┌─ MATERIAL SHOWN

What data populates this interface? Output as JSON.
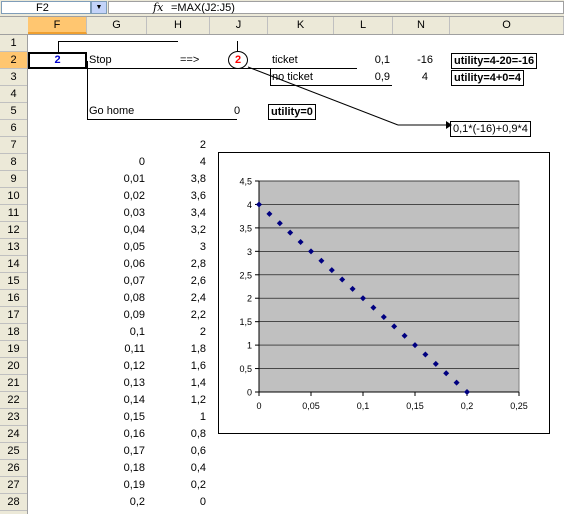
{
  "formula_bar": {
    "name_box": "F2",
    "fx": "fx",
    "formula": "=MAX(J2:J5)"
  },
  "columns": [
    "F",
    "G",
    "H",
    "J",
    "K",
    "L",
    "N",
    "O"
  ],
  "rows": [
    "1",
    "2",
    "3",
    "4",
    "5",
    "6",
    "7",
    "8",
    "9",
    "10",
    "11",
    "12",
    "13",
    "14",
    "15",
    "16",
    "17",
    "18",
    "19",
    "20",
    "21",
    "22",
    "23",
    "24",
    "25",
    "26",
    "27",
    "28"
  ],
  "active_cell": {
    "value": "2"
  },
  "tree": {
    "stop_label": "Stop",
    "arrow": "==>",
    "decision_value": "2",
    "ticket_label": "ticket",
    "ticket_prob": "0,1",
    "ticket_payoff": "-16",
    "ticket_utility": "utility=4-20=-16",
    "noticket_label": "no ticket",
    "noticket_prob": "0,9",
    "noticket_payoff": "4",
    "noticket_utility": "utility=4+0=4",
    "gohome_label": "Go home",
    "gohome_value": "0",
    "gohome_utility": "utility=0",
    "expected_formula": "0,1*(-16)+0,9*4"
  },
  "table": {
    "h7": "2",
    "g_values": [
      "0",
      "0,01",
      "0,02",
      "0,03",
      "0,04",
      "0,05",
      "0,06",
      "0,07",
      "0,08",
      "0,09",
      "0,1",
      "0,11",
      "0,12",
      "0,13",
      "0,14",
      "0,15",
      "0,16",
      "0,17",
      "0,18",
      "0,19",
      "0,2"
    ],
    "h_values": [
      "4",
      "3,8",
      "3,6",
      "3,4",
      "3,2",
      "3",
      "2,8",
      "2,6",
      "2,4",
      "2,2",
      "2",
      "1,8",
      "1,6",
      "1,4",
      "1,2",
      "1",
      "0,8",
      "0,6",
      "0,4",
      "0,2",
      "0"
    ]
  },
  "chart_data": {
    "type": "scatter",
    "x": [
      0,
      0.01,
      0.02,
      0.03,
      0.04,
      0.05,
      0.06,
      0.07,
      0.08,
      0.09,
      0.1,
      0.11,
      0.12,
      0.13,
      0.14,
      0.15,
      0.16,
      0.17,
      0.18,
      0.19,
      0.2
    ],
    "y": [
      4,
      3.8,
      3.6,
      3.4,
      3.2,
      3,
      2.8,
      2.6,
      2.4,
      2.2,
      2,
      1.8,
      1.6,
      1.4,
      1.2,
      1,
      0.8,
      0.6,
      0.4,
      0.2,
      0
    ],
    "xlim": [
      0,
      0.25
    ],
    "ylim": [
      0,
      4.5
    ],
    "x_ticks": [
      "0",
      "0,05",
      "0,1",
      "0,15",
      "0,2",
      "0,25"
    ],
    "y_ticks": [
      "0",
      "0,5",
      "1",
      "1,5",
      "2",
      "2,5",
      "3",
      "3,5",
      "4",
      "4,5"
    ],
    "grid": true,
    "plot_background": "#c0c0c0",
    "marker_color": "#000080"
  }
}
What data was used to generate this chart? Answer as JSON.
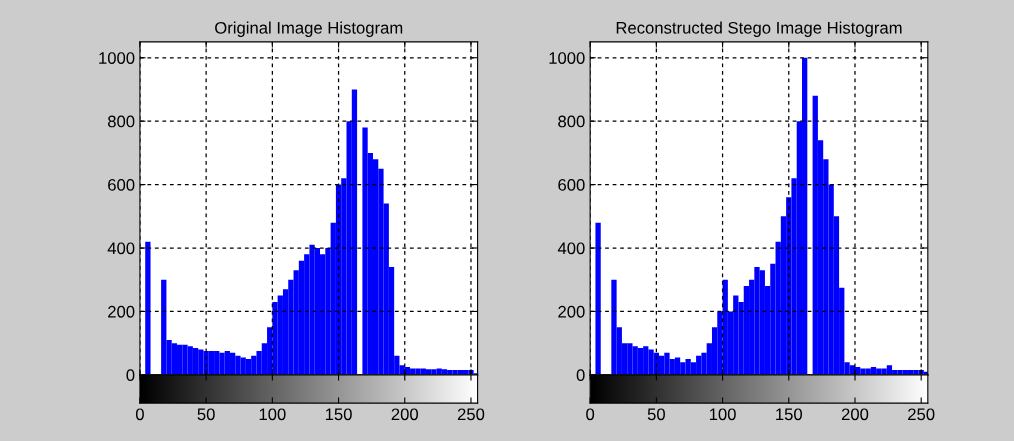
{
  "chart_data": [
    {
      "type": "histogram",
      "title": "Original Image Histogram",
      "color": "#0000ff",
      "grid": true,
      "bins": [
        0,
        4,
        8,
        12,
        16,
        20,
        24,
        28,
        32,
        36,
        40,
        44,
        48,
        52,
        56,
        60,
        64,
        68,
        72,
        76,
        80,
        84,
        88,
        92,
        96,
        100,
        104,
        108,
        112,
        116,
        120,
        124,
        128,
        132,
        136,
        140,
        144,
        148,
        152,
        156,
        160,
        164,
        168,
        172,
        176,
        180,
        184,
        188,
        192,
        196,
        200,
        204,
        208,
        212,
        216,
        220,
        224,
        228,
        232,
        236,
        240,
        244,
        248,
        252,
        256
      ],
      "values": [
        0,
        420,
        null,
        null,
        300,
        110,
        100,
        95,
        95,
        90,
        85,
        80,
        75,
        75,
        75,
        70,
        75,
        70,
        60,
        55,
        50,
        60,
        75,
        100,
        150,
        230,
        250,
        270,
        300,
        330,
        360,
        380,
        410,
        400,
        380,
        400,
        480,
        600,
        620,
        800,
        900,
        null,
        780,
        700,
        680,
        650,
        540,
        340,
        60,
        30,
        25,
        20,
        20,
        20,
        18,
        18,
        20,
        18,
        15,
        15,
        15,
        15,
        15,
        5
      ],
      "xlim": [
        0,
        255
      ],
      "ylim": [
        0,
        1050
      ],
      "xticks": [
        0,
        50,
        100,
        150,
        200,
        250
      ],
      "yticks": [
        0,
        200,
        400,
        600,
        800,
        1000
      ]
    },
    {
      "type": "histogram",
      "title": "Reconstructed Stego Image Histogram",
      "color": "#0000ff",
      "grid": true,
      "bins": [
        0,
        4,
        8,
        12,
        16,
        20,
        24,
        28,
        32,
        36,
        40,
        44,
        48,
        52,
        56,
        60,
        64,
        68,
        72,
        76,
        80,
        84,
        88,
        92,
        96,
        100,
        104,
        108,
        112,
        116,
        120,
        124,
        128,
        132,
        136,
        140,
        144,
        148,
        152,
        156,
        160,
        164,
        168,
        172,
        176,
        180,
        184,
        188,
        192,
        196,
        200,
        204,
        208,
        212,
        216,
        220,
        224,
        228,
        232,
        236,
        240,
        244,
        248,
        252,
        256
      ],
      "values": [
        null,
        480,
        null,
        null,
        300,
        150,
        100,
        100,
        90,
        85,
        90,
        80,
        70,
        60,
        70,
        50,
        55,
        40,
        50,
        40,
        60,
        70,
        100,
        150,
        200,
        300,
        200,
        250,
        230,
        280,
        300,
        340,
        330,
        280,
        350,
        420,
        500,
        560,
        620,
        800,
        1000,
        null,
        880,
        740,
        680,
        600,
        500,
        275,
        40,
        30,
        25,
        20,
        20,
        25,
        20,
        20,
        30,
        15,
        15,
        15,
        15,
        15,
        15,
        10
      ],
      "xlim": [
        0,
        255
      ],
      "ylim": [
        0,
        1050
      ],
      "xticks": [
        0,
        50,
        100,
        150,
        200,
        250
      ],
      "yticks": [
        0,
        200,
        400,
        600,
        800,
        1000
      ]
    }
  ]
}
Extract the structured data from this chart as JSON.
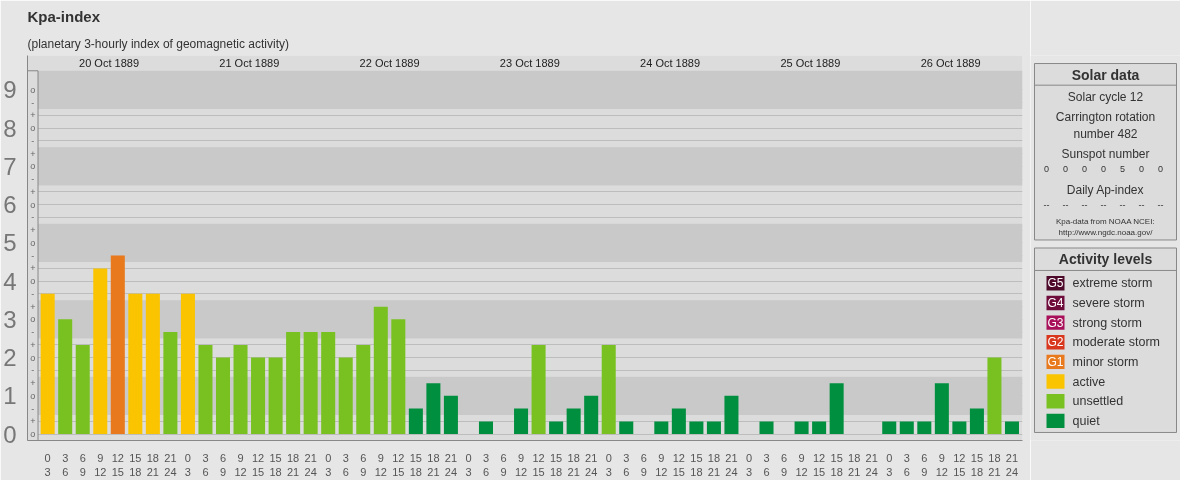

└─

REQUEST:
Return the lines of the records that include the string "JSON".

IN RESPONSE:
What data populates this interface? Output as JSON.
What data was used to generate this chart? Answer as JSON.
Extract the structured data from this chart as JSON.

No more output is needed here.